# start of RECORDS FOR PROCESSING

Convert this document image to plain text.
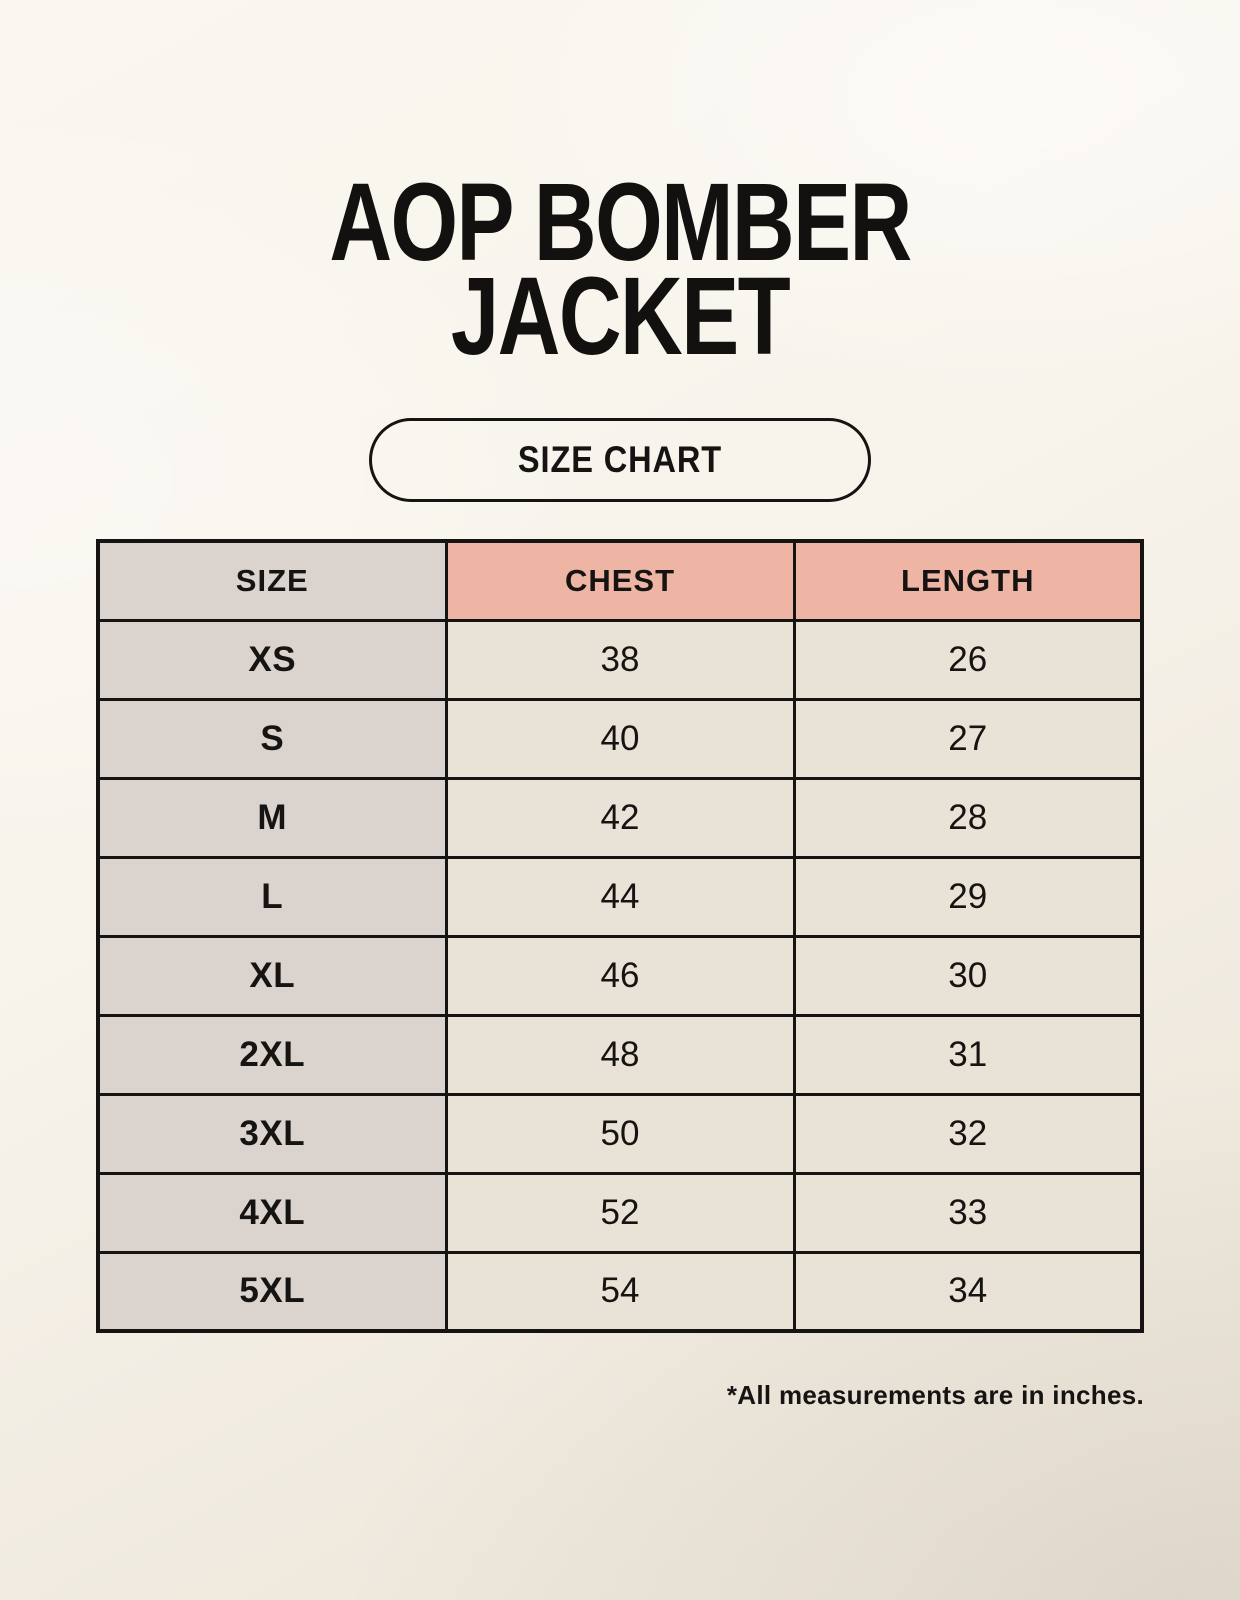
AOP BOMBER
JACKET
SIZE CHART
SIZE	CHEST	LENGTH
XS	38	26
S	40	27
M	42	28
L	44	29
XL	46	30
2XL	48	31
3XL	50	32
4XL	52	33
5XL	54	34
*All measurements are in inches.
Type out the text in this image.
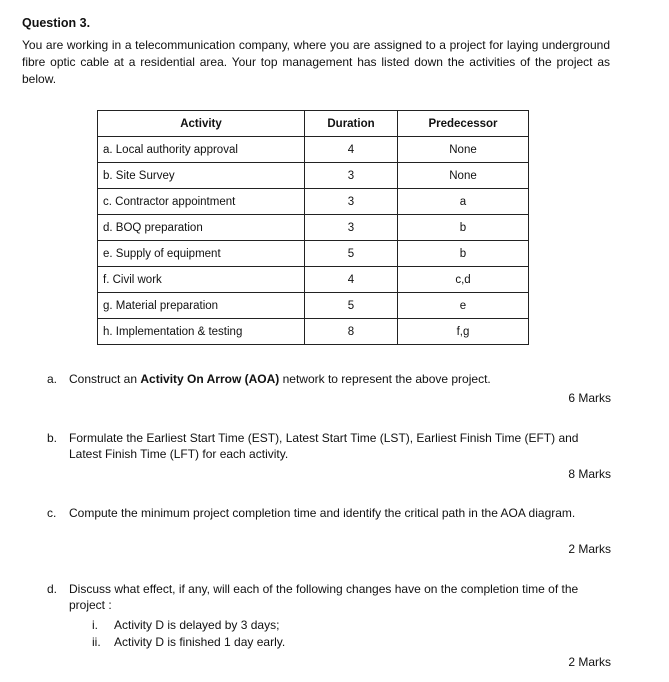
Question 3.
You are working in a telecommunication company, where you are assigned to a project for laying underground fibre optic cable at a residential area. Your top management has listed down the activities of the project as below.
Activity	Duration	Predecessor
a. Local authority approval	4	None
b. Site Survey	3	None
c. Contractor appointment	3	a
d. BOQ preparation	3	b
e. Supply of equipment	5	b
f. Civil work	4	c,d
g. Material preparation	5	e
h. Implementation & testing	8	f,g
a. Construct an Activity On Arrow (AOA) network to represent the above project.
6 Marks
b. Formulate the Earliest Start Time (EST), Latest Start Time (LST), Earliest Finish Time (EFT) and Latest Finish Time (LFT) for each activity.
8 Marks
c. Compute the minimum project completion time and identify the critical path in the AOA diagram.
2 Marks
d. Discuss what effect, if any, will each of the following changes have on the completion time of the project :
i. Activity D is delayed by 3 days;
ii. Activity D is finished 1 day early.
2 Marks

# end of RECORDS FOR PROCESSING
# start of RECORDS FOR PROCESSING

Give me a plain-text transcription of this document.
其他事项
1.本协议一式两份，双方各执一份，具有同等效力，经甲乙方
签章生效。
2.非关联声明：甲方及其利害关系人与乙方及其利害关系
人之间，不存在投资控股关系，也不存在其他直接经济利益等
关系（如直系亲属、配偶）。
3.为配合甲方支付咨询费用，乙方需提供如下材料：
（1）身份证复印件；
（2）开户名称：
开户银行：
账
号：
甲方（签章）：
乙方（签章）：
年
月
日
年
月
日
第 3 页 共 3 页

# end of RECORDS FOR PROCESSING
# start of RECORDS FOR PROCESSING

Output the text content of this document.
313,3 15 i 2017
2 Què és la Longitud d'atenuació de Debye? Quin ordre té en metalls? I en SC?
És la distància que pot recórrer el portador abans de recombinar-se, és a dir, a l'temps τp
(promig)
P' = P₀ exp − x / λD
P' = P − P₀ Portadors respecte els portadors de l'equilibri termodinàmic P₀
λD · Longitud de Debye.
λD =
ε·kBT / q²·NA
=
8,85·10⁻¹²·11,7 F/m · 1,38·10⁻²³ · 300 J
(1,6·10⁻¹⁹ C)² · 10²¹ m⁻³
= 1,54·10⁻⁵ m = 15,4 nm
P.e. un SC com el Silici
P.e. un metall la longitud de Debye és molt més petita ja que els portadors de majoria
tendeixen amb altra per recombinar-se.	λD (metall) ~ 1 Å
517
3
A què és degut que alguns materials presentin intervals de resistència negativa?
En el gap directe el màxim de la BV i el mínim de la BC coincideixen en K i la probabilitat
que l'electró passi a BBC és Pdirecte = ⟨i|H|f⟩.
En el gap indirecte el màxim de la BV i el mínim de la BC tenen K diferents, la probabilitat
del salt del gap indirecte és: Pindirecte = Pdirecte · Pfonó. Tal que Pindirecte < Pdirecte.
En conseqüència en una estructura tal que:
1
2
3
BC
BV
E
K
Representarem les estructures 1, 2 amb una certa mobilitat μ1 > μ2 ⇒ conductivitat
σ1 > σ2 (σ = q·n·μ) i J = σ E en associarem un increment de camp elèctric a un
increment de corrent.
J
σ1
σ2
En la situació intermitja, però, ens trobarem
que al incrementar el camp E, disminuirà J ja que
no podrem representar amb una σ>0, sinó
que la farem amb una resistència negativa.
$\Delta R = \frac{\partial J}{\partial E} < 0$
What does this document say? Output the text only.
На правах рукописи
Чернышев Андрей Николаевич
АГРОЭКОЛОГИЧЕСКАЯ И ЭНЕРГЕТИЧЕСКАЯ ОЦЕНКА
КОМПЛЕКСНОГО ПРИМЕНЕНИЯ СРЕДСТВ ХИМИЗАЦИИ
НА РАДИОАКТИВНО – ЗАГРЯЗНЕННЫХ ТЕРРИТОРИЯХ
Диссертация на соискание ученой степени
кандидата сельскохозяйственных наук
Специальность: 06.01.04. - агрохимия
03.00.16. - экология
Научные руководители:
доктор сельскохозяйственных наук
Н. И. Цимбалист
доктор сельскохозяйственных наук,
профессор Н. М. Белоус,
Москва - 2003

# end of RECORDS FOR PROCESSING

## [STATED TASK]
Report how many lines of the listing hold the word "resistència", with nothing but the number.

## [TASK RESULT]
2